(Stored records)
-- BEGIN --

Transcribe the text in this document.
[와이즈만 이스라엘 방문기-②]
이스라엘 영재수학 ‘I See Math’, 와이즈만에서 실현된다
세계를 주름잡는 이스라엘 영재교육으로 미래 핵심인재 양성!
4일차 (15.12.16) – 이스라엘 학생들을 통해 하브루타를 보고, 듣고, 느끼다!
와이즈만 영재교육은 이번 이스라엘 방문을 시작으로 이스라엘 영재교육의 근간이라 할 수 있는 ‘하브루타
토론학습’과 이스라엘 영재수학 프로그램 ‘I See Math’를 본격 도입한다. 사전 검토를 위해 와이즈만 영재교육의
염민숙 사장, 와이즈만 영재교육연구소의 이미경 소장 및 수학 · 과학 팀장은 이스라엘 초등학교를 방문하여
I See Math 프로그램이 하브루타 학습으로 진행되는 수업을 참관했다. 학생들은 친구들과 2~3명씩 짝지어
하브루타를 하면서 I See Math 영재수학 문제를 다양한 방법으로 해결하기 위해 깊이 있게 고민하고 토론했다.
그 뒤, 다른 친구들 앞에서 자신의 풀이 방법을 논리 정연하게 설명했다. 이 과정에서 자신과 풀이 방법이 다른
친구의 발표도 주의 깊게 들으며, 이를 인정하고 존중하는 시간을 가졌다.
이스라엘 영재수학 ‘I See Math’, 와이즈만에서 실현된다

-- END --

# PROBLEM DESCRIPTION
Locate each line containing the string "이스라엘" and show it.

# EXERCISE SOLUTION
[와이즈만 이스라엘 방문기-②]
이스라엘 영재수학 ‘I See Math’, 와이즈만에서 실현된다
세계를 주름잡는 이스라엘 영재교육으로 미래 핵심인재 양성!
4일차 (15.12.16) – 이스라엘 학생들을 통해 하브루타를 보고, 듣고, 느끼다!
와이즈만 영재교육은 이번 이스라엘 방문을 시작으로 이스라엘 영재교육의 근간이라 할 수 있는 ‘하브루타
토론학습’과 이스라엘 영재수학 프로그램 ‘I See Math’를 본격 도입한다. 사전 검토를 위해 와이즈만 영재교육의
염민숙 사장, 와이즈만 영재교육연구소의 이미경 소장 및 수학 · 과학 팀장은 이스라엘 초등학교를 방문하여
이스라엘 영재수학 ‘I See Math’, 와이즈만에서 실현된다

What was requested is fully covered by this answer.